▼▼▼
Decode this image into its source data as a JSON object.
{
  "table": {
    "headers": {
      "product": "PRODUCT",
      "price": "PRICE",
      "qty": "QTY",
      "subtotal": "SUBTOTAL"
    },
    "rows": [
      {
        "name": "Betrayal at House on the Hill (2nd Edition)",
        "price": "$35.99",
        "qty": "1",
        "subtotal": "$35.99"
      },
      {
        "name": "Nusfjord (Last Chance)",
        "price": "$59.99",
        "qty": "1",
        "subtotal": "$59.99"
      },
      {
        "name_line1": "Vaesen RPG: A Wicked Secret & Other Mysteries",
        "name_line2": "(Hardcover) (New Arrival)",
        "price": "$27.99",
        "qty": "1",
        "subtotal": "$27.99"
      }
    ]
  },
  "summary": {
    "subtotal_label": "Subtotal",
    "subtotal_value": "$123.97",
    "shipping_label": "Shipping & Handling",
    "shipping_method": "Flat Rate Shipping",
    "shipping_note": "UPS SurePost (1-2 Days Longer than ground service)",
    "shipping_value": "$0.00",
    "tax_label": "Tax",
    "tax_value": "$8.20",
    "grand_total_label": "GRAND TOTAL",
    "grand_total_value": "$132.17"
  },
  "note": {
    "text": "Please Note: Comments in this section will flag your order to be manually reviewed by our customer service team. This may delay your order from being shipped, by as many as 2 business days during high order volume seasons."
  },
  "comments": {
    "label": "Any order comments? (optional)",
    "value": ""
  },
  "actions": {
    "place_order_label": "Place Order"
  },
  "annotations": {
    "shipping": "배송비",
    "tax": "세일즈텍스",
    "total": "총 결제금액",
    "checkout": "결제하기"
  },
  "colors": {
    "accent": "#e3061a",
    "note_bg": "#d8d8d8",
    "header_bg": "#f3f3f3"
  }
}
▲▲▲
_Given task_
Quote the listing in full, please, keeping every line exact.

_Result of this exercise_
Decode this image into its source data as a JSON object.
{
  "table": {
    "headers": {
      "product": "PRODUCT",
      "price": "PRICE",
      "qty": "QTY",
      "subtotal": "SUBTOTAL"
    },
    "rows": [
      {
        "name": "Betrayal at House on the Hill (2nd Edition)",
        "price": "$35.99",
        "qty": "1",
        "subtotal": "$35.99"
      },
      {
        "name": "Nusfjord (Last Chance)",
        "price": "$59.99",
        "qty": "1",
        "subtotal": "$59.99"
      },
      {
        "name_line1": "Vaesen RPG: A Wicked Secret & Other Mysteries",
        "name_line2": "(Hardcover) (New Arrival)",
        "price": "$27.99",
        "qty": "1",
        "subtotal": "$27.99"
      }
    ]
  },
  "summary": {
    "subtotal_label": "Subtotal",
    "subtotal_value": "$123.97",
    "shipping_label": "Shipping & Handling",
    "shipping_method": "Flat Rate Shipping",
    "shipping_note": "UPS SurePost (1-2 Days Longer than ground service)",
    "shipping_value": "$0.00",
    "tax_label": "Tax",
    "tax_value": "$8.20",
    "grand_total_label": "GRAND TOTAL",
    "grand_total_value": "$132.17"
  },
  "note": {
    "text": "Please Note: Comments in this section will flag your order to be manually reviewed by our customer service team. This may delay your order from being shipped, by as many as 2 business days during high order volume seasons."
  },
  "comments": {
    "label": "Any order comments? (optional)",
    "value": ""
  },
  "actions": {
    "place_order_label": "Place Order"
  },
  "annotations": {
    "shipping": "배송비",
    "tax": "세일즈텍스",
    "total": "총 결제금액",
    "checkout": "결제하기"
  },
  "colors": {
    "accent": "#e3061a",
    "note_bg": "#d8d8d8",
    "header_bg": "#f3f3f3"
  }
}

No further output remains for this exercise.